## WRITTEN TASK
Write out the forum posts about HAM8 and chunky-to-planar screen modes below word for word, from start to finish.

## DOCUMENT EXCERPT
===

If the game is designed to run at least at 640x480, the chunky to planar routines can be done as in "Phase One" of Capsule, if you are using an interlaced screen there's no need to convert from chunky to planar the lines that aren't going to be seen in a refresh, so the amount of data that has to be written to chipram is halved. So the speed using interlaced modes will be even bigger... With a ppc board with a 604e/233 the frame rate should be lower than with a graphic card, but it still should be playable...

Best Regards
Crumb
Title: Re: Demos using a GFX mode please !
Post by: darkcoder on February 07, 2003, 06:01:18 PM
@crumb

the truecolor-18bit HAM8 mode is a SHRES screen used to simulate a LORES one. SHRES+8bitplane uses all AGA bandwidth so during displays the CPU cannot write to the mem. And max res. with this technique is 320x512 in PAL.
Unless you mean a more clever scheme (in which I would be very interested) to use "real" LORES
HAM.

best regards
Title: Re: Demos using a GFX mode please !
Post by: Crumb on February 07, 2003, 06:58:36 PM
Quote
the truecolor-18bit HAM8 mode is a SHRES screen used to simulate a LORES one.

I read something about that technique in the amycoders web, but I thought that there was a way to do that in plain HIRES or LORES... :-/
I still don't know why a SHIRES is used with HAM8, I understand that HAM6 in SHIRES helps to simulate a hi/true color screen but...
why isn't faster to use a real LORES or HIRES ham8 screen instead of a SHIRES ham8 that needs a lot more of resources?

===

## STORED DATA
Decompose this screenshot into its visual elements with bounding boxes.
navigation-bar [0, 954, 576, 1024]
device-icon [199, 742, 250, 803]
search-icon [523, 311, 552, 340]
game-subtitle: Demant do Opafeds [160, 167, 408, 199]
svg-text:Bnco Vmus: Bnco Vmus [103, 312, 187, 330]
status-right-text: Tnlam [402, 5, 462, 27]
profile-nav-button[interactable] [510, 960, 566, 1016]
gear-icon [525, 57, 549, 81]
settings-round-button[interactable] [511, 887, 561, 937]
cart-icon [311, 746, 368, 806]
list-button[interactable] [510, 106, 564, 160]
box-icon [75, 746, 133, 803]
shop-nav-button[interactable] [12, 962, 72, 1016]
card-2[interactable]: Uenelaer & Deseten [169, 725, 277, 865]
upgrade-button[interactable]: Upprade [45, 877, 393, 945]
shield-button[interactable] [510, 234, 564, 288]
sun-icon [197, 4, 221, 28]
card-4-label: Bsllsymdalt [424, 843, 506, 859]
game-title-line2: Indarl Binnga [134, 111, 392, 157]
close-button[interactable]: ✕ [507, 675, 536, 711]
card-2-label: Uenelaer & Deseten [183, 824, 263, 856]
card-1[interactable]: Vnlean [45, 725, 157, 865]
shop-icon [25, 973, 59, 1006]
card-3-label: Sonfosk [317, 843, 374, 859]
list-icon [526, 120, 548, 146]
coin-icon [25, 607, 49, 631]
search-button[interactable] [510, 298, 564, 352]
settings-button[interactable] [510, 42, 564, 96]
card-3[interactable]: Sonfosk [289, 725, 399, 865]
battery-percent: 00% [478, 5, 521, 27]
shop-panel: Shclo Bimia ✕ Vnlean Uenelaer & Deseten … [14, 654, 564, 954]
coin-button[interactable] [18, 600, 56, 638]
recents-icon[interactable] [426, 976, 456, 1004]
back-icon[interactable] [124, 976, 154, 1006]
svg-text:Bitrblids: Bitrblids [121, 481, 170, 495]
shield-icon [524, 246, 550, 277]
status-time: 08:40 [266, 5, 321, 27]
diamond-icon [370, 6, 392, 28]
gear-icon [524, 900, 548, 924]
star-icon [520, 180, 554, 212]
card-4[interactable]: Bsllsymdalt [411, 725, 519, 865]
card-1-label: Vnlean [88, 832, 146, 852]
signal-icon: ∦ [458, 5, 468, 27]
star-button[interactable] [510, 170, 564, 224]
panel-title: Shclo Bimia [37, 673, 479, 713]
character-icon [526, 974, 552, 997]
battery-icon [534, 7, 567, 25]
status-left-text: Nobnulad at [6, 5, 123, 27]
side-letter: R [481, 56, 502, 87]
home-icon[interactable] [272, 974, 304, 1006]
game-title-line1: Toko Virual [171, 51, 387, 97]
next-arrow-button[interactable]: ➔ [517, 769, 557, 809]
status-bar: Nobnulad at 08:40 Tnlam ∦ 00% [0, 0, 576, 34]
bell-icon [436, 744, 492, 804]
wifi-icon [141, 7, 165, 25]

===

## TASK RESPONSE
If the game is designed to run at least at 640x480, the chunky to planar routines can be done as in "Phase One" of Capsule, if you are using an interlaced screen there's no need to convert from chunky to planar the lines that aren't going to be seen in a refresh, so the amount of data that has to be written to chipram is halved. So the speed using interlaced modes will be even bigger... With a ppc board with a 604e/233 the frame rate should be lower than with a graphic card, but it still should be playable...

Best Regards
Crumb
Title: Re: Demos using a GFX mode please !
Post by: darkcoder on February 07, 2003, 06:01:18 PM
@crumb

the truecolor-18bit HAM8 mode is a SHRES screen used to simulate a LORES one. SHRES+8bitplane uses all AGA bandwidth so during displays the CPU cannot write to the mem. And max res. with this technique is 320x512 in PAL.
Unless you mean a more clever scheme (in which I would be very interested) to use "real" LORES
HAM.

best regards
Title: Re: Demos using a GFX mode please !
Post by: Crumb on February 07, 2003, 06:58:36 PM
Quote
the truecolor-18bit HAM8 mode is a SHRES screen used to simulate a LORES one.

I read something about that technique in the amycoders web, but I thought that there was a way to do that in plain HIRES or LORES... :-/
I still don't know why a SHIRES is used with HAM8, I understand that HAM6 in SHIRES helps to simulate a hi/true color screen but...
why isn't faster to use a real LORES or HIRES ham8 screen instead of a SHIRES ham8 that needs a lot more of resources?